## Problem to solve
Copy out all lines of the records in which the word "this" appears.
[begin Data listing]
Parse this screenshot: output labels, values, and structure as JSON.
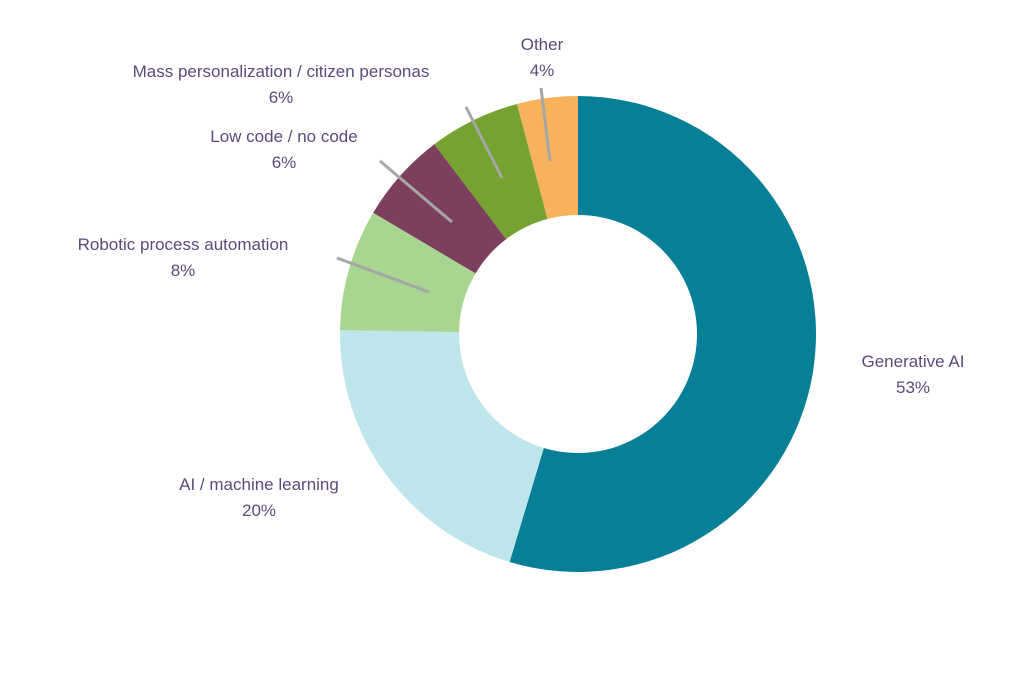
{
  "chart_data": {
    "type": "pie",
    "variant": "donut",
    "title": "",
    "slices": [
      {
        "label": "Generative AI",
        "value": 53,
        "value_label": "53%",
        "color": "#077F96"
      },
      {
        "label": "AI / machine learning",
        "value": 20,
        "value_label": "20%",
        "color": "#BEE5EC"
      },
      {
        "label": "Robotic process automation",
        "value": 8,
        "value_label": "8%",
        "color": "#A8D58F"
      },
      {
        "label": "Low code / no code",
        "value": 6,
        "value_label": "6%",
        "color": "#7C3F5E"
      },
      {
        "label": "Mass personalization / citizen personas",
        "value": 6,
        "value_label": "6%",
        "color": "#76A232"
      },
      {
        "label": "Other",
        "value": 4,
        "value_label": "4%",
        "color": "#F8B35A"
      }
    ],
    "label_color": "#5D4A7A",
    "leader_line_color": "#A6A6A6",
    "legend": "none",
    "direction": "clockwise from top"
  }
}
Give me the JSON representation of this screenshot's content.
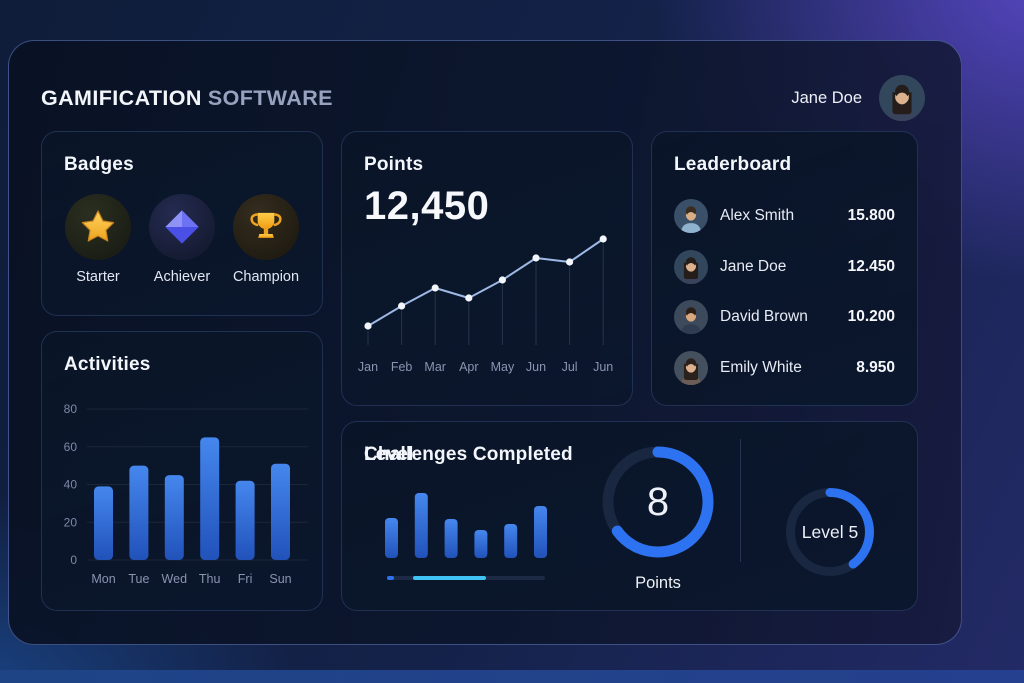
{
  "header": {
    "brand_primary": "GAMIFICATION",
    "brand_secondary": "SOFTWARE",
    "user_name": "Jane Doe"
  },
  "badges": {
    "title": "Badges",
    "items": [
      {
        "label": "Starter",
        "icon": "star-icon"
      },
      {
        "label": "Achiever",
        "icon": "diamond-icon"
      },
      {
        "label": "Champion",
        "icon": "trophy-icon"
      }
    ]
  },
  "points_card": {
    "title": "Points",
    "value": "12,450"
  },
  "leaderboard": {
    "title": "Leaderboard",
    "rows": [
      {
        "name": "Alex Smith",
        "score": "15.800"
      },
      {
        "name": "Jane Doe",
        "score": "12.450"
      },
      {
        "name": "David Brown",
        "score": "10.200"
      },
      {
        "name": "Emily White",
        "score": "8.950"
      }
    ]
  },
  "activities": {
    "title": "Activities"
  },
  "challenges": {
    "title": "Challenges Completed",
    "ring_value": "8",
    "ring_label": "Points"
  },
  "level": {
    "title": "Level",
    "ring_label": "Level 5"
  },
  "colors": {
    "accent_blue": "#2d72f1",
    "bar_gradient_top": "#4587ee",
    "bar_gradient_bottom": "#2152ba",
    "line_blue": "#9db9e4",
    "progress_cyan": "#3ec3f2",
    "gold": "#f5b93f",
    "diamond_blue": "#5a60ee"
  },
  "chart_data": [
    {
      "id": "points_trend",
      "type": "line",
      "title": "Points",
      "x": [
        "Jan",
        "Feb",
        "Mar",
        "Apr",
        "May",
        "Jun",
        "Jul",
        "Jun"
      ],
      "values": [
        19,
        39,
        57,
        47,
        65,
        87,
        83,
        106
      ],
      "ylabel": "",
      "note": "no y-axis shown; values are relative estimates, white dot markers with vertical drop lines",
      "legend": "none",
      "grid": false
    },
    {
      "id": "weekly_activities",
      "type": "bar",
      "title": "Activities",
      "categories": [
        "Mon",
        "Tue",
        "Wed",
        "Thu",
        "Fri",
        "Sun"
      ],
      "values": [
        39,
        50,
        45,
        65,
        42,
        51
      ],
      "ylim": [
        0,
        80
      ],
      "yticks": [
        0,
        20,
        40,
        60,
        80
      ],
      "grid": true,
      "legend": "none"
    },
    {
      "id": "challenges_mini_bars",
      "type": "bar",
      "title": "Challenges Completed",
      "categories": [
        "",
        "",
        "",
        "",
        "",
        ""
      ],
      "values": [
        40,
        65,
        39,
        28,
        34,
        52
      ],
      "note": "unlabeled sparkline-style bars"
    },
    {
      "id": "challenges_gauge",
      "type": "donut-gauge",
      "value": 8,
      "label": "Points",
      "percent": 65
    },
    {
      "id": "level_gauge",
      "type": "donut-gauge",
      "label": "Level 5",
      "percent": 40
    },
    {
      "id": "challenges_progress",
      "type": "progress",
      "segments": [
        {
          "kind": "dot",
          "from_pct": 0,
          "to_pct": 4.5
        },
        {
          "kind": "fill",
          "from_pct": 16.5,
          "to_pct": 62.5
        }
      ]
    }
  ]
}
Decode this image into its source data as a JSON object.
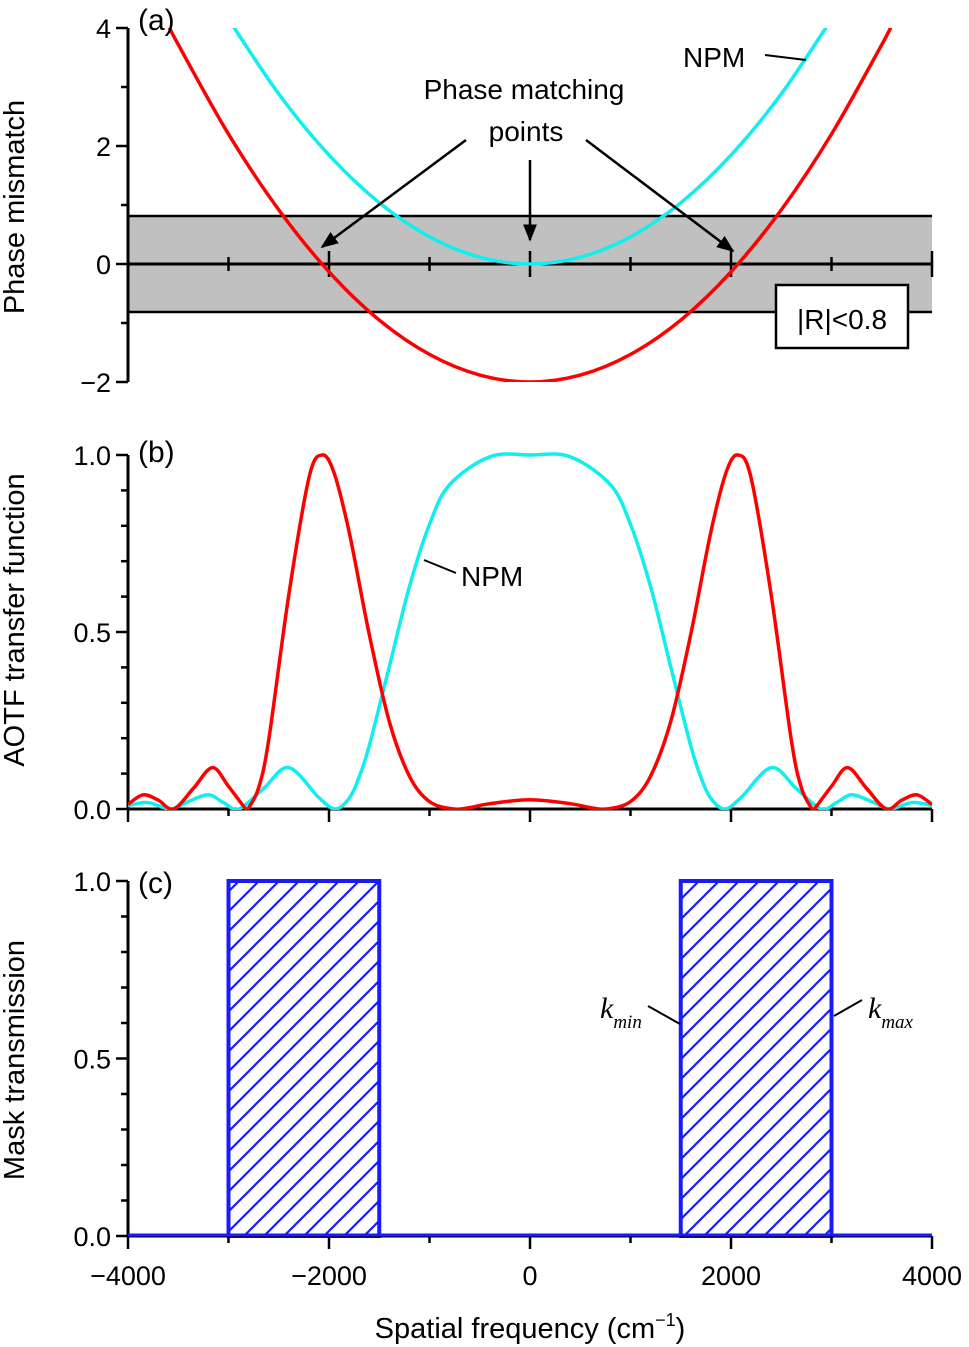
{
  "chart_data": [
    {
      "panel": "(a)",
      "type": "line",
      "ylabel": "Phase mismatch",
      "xlim": [
        -4000,
        4000
      ],
      "ylim": [
        -2,
        4
      ],
      "yticks": [
        "4",
        "2",
        "0",
        "−2"
      ],
      "band": {
        "from": -0.8,
        "to": 0.8,
        "color": "#c0c0c0",
        "label": "|R|<0.8"
      },
      "annotations": {
        "phase_matching_line1": "Phase matching",
        "phase_matching_line2": "points",
        "npm": "NPM"
      },
      "series": [
        {
          "name": "NPM",
          "color": "#11eeee",
          "x": [
            -3100,
            -3000,
            -2500,
            -2000,
            -1500,
            -1000,
            -500,
            0,
            500,
            1000,
            1500,
            2000,
            2500,
            3000,
            3100
          ],
          "y": [
            4.43,
            4.151,
            2.883,
            1.845,
            1.038,
            0.461,
            0.115,
            0,
            0.115,
            0.461,
            1.038,
            1.845,
            2.883,
            4.151,
            4.43
          ]
        },
        {
          "color": "#ff0000",
          "x": [
            -3600,
            -3500,
            -3000,
            -2500,
            -2000,
            -1500,
            -1000,
            -500,
            0,
            500,
            1000,
            1500,
            2000,
            2500,
            3000,
            3500,
            3600
          ],
          "y": [
            4.05,
            3.718,
            2.201,
            0.917,
            -0.133,
            -0.95,
            -1.533,
            -1.883,
            -2,
            -1.883,
            -1.533,
            -0.95,
            -0.133,
            0.917,
            2.201,
            3.718,
            4.05
          ]
        }
      ]
    },
    {
      "panel": "(b)",
      "type": "line",
      "ylabel": "AOTF transfer function",
      "xlim": [
        -4000,
        4000
      ],
      "ylim": [
        0,
        1
      ],
      "yticks": [
        "1.0",
        "0.5",
        "0.0"
      ],
      "annotations": {
        "npm": "NPM"
      },
      "series": [
        {
          "name": "NPM",
          "color": "#11eeee",
          "x": [
            -4000,
            -3800,
            -3580,
            -3400,
            -3200,
            -3050,
            -2897,
            -2650,
            -2400,
            -2100,
            -1938,
            -1800,
            -1700,
            -1600,
            -1400,
            -1200,
            -1000,
            -800,
            -400,
            0,
            400,
            800,
            1000,
            1200,
            1400,
            1600,
            1700,
            1800,
            1938,
            2100,
            2400,
            2650,
            2897,
            3050,
            3200,
            3400,
            3580,
            3800,
            4000
          ],
          "y": [
            0.01,
            0.018,
            0,
            0.021,
            0.04,
            0.018,
            0,
            0.058,
            0.117,
            0.032,
            0,
            0.03,
            0.09,
            0.178,
            0.402,
            0.628,
            0.804,
            0.916,
            0.995,
            1,
            0.995,
            0.916,
            0.804,
            0.628,
            0.402,
            0.178,
            0.09,
            0.03,
            0,
            0.032,
            0.117,
            0.058,
            0,
            0.018,
            0.04,
            0.021,
            0,
            0.018,
            0.01
          ]
        },
        {
          "color": "#ff0000",
          "x": [
            -4000,
            -3850,
            -3700,
            -3546,
            -3350,
            -3160,
            -3000,
            -2828,
            -2800,
            -2700,
            -2600,
            -2400,
            -2200,
            -2070,
            -1950,
            -1800,
            -1600,
            -1400,
            -1200,
            -1000,
            -758,
            -600,
            -400,
            0,
            400,
            600,
            758,
            1000,
            1200,
            1400,
            1600,
            1800,
            1950,
            2070,
            2200,
            2400,
            2600,
            2700,
            2800,
            2828,
            3000,
            3160,
            3350,
            3546,
            3700,
            3850,
            4000
          ],
          "y": [
            0.013,
            0.04,
            0.025,
            0,
            0.058,
            0.117,
            0.064,
            0,
            0.003,
            0.06,
            0.195,
            0.605,
            0.935,
            1,
            0.95,
            0.783,
            0.494,
            0.247,
            0.093,
            0.021,
            0,
            0.004,
            0.015,
            0.026,
            0.015,
            0.004,
            0,
            0.021,
            0.093,
            0.247,
            0.494,
            0.783,
            0.95,
            1,
            0.935,
            0.605,
            0.195,
            0.06,
            0.003,
            0,
            0.064,
            0.117,
            0.058,
            0,
            0.025,
            0.04,
            0.013
          ]
        }
      ]
    },
    {
      "panel": "(c)",
      "type": "bar",
      "ylabel": "Mask transmission",
      "xlabel": "Spatial frequency  (cm",
      "xlabel_sup": "−1",
      "xlabel_end": ")",
      "xlim": [
        -4000,
        4000
      ],
      "ylim": [
        0,
        1
      ],
      "yticks": [
        "1.0",
        "0.5",
        "0.0"
      ],
      "xticks": [
        "−4000",
        "−2000",
        "0",
        "2000",
        "4000"
      ],
      "color": "#1a1aff",
      "fill": "hatched",
      "bars": [
        {
          "from": -3000,
          "to": -1500,
          "value": 1
        },
        {
          "from": 1500,
          "to": 3000,
          "value": 1
        }
      ],
      "annotations": {
        "k_min": "k",
        "k_min_sub": "min",
        "k_max": "k",
        "k_max_sub": "max"
      }
    }
  ]
}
[end Data listing]
## Response
Parse this screenshot: output labels, values, and structure as JSON.
Give me the JSON representation of this screenshot's content.
Decode this image into its source data as a JSON object.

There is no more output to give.